◆ **INFORMATION SUPPLIED**:
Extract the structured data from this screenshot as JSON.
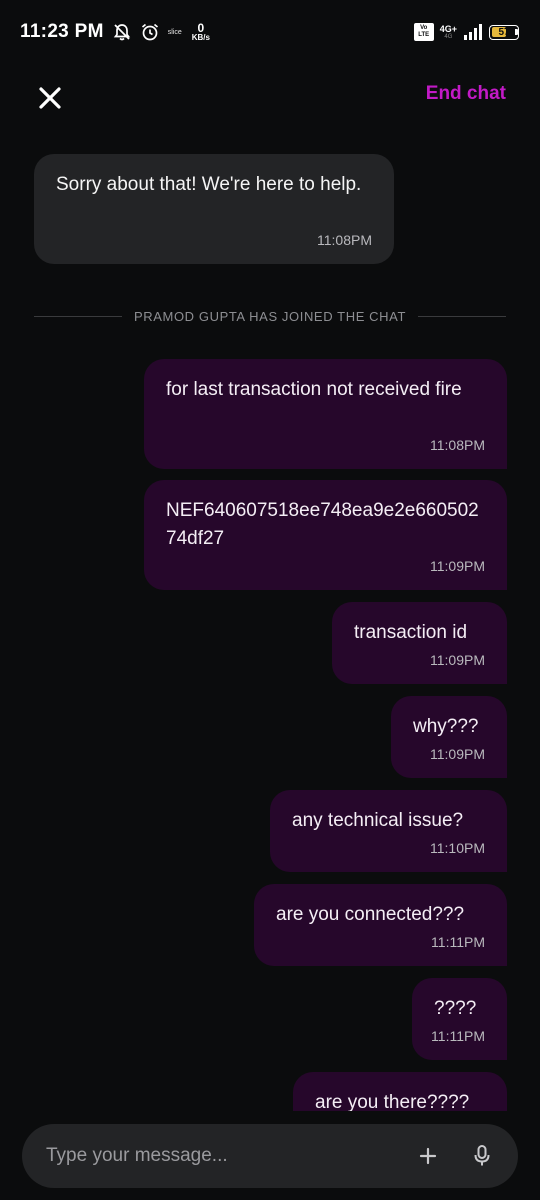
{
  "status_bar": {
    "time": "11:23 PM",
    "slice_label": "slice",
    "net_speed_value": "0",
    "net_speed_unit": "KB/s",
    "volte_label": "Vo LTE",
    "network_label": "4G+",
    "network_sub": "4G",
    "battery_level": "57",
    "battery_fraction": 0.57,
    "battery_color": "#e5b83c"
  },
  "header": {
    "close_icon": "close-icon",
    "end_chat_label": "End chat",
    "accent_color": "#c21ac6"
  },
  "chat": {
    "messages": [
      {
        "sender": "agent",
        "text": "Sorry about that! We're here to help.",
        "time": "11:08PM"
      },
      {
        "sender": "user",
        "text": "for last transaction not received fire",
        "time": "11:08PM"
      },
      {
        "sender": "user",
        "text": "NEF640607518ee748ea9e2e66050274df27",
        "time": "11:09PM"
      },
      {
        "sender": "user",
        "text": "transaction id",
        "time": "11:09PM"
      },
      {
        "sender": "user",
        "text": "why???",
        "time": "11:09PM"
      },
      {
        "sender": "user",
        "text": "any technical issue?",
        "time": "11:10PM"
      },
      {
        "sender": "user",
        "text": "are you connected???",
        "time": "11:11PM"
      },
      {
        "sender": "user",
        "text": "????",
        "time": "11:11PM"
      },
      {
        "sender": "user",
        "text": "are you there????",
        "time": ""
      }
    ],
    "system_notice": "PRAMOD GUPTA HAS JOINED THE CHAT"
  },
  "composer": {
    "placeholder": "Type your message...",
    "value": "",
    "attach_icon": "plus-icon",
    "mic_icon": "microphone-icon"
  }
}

--

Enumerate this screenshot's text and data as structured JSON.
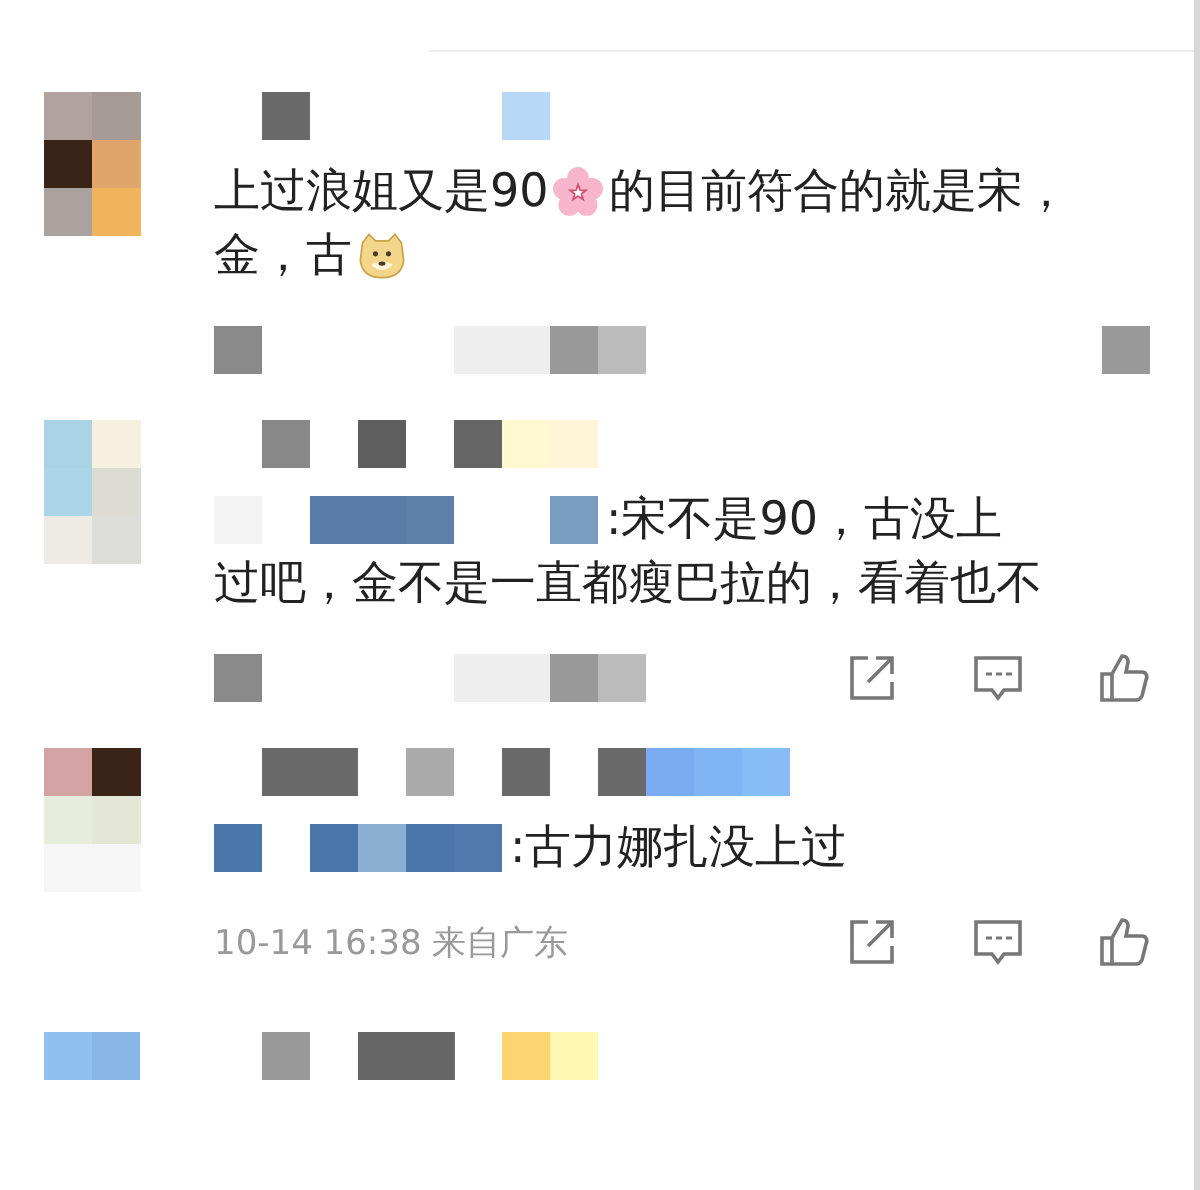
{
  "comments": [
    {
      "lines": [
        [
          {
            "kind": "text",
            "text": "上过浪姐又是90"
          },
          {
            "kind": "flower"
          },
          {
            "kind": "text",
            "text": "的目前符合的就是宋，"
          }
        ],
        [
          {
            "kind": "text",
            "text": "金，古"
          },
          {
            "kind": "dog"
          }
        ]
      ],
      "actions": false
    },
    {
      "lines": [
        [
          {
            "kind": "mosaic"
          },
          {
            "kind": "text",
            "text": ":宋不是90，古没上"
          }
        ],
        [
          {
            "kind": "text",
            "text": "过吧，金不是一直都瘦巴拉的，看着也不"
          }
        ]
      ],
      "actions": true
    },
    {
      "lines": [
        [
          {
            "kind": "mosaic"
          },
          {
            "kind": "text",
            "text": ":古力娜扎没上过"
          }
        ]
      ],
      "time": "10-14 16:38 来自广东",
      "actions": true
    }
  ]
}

◆ **JOB**: Write out every line of the data that holds the word "transaction".

◆ **EXERCISE ANSWER**:
        "text": "for last transaction not received fire",
        "text": "transaction id",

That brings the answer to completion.